Neil Poutch

Personal information
- Date of birth: 27 November 1969 (age 56)
- Place of birth: Dublin, Ireland
- Position: Midfielder

Youth career
- 1978–1985: Stella Maris

Senior career*
- Years: Team / Apps / (Gls)
- 1985–1990: Luton Town / 1 / (0)
- 1990–1991: Shamrock Rovers / 29 / (1)
- 1991–1992: → Athlone Town (loan) / 13 / (1)
- 1992–1994: Drogheda United / 17 / (0)
- Total:  / 60 / (2)

International career
- 1989–1990: Republic of Ireland U21 / 8 / (0)
- 1987–1988: Republic of Ireland U19 / ? / (2)
- 1985: Republic of Ireland U17 / 1 / (0)

= Neil Poutch =

Irish footballer

Neil Poutch (born 27 November 1969) is an Irish former footballer. A midfielder, Poutch played in the English First Division for Luton Town and in the League of Ireland for Shamrock Rovers, Athlone Town and Drogheda United. Internationally, he represented Ireland at levels up to under-21.

==Life and career==

Poutch played for St Kevins College as they reached the Leinster Senior Schools Final in 1985. He represented his country at schoolboy level during this time. He was also capped for the Republic of Ireland national football team in a 1986 UEFA European Under-16 Football Championship qualifier against Norway in October 1985. He then stepped up to play for the Republic of Ireland national under-19 football team and scored against Sweden at Dalymount Park in October 1987. He also scored against Finland in the final qualifier in May 1988.
☆ ☆ ☆ ☆ ☆ ☆ ☆
Can you write out, word for word, the part of the Neil Poutch article between "Senior career*" and "United / 17 / (0)", inclusive?

### [Dataset extract]
☆ ☆ ☆ ☆ ☆ ☆ ☆
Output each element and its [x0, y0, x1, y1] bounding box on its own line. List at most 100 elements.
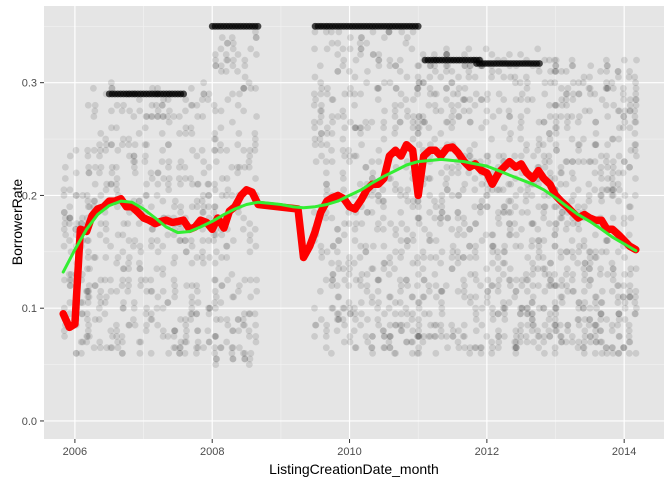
☆ ☆ ☆ ☆ ☆ ☆ ☆
### [Finished exercise]
Senior career*
- Years: Team / Apps / (Gls)
- 1985–1990: Luton Town / 1 / (0)
- 1990–1991: Shamrock Rovers / 29 / (1)
- 1991–1992: → Athlone Town (loan) / 13 / (1)
- 1992–1994: Drogheda United / 17 / (0)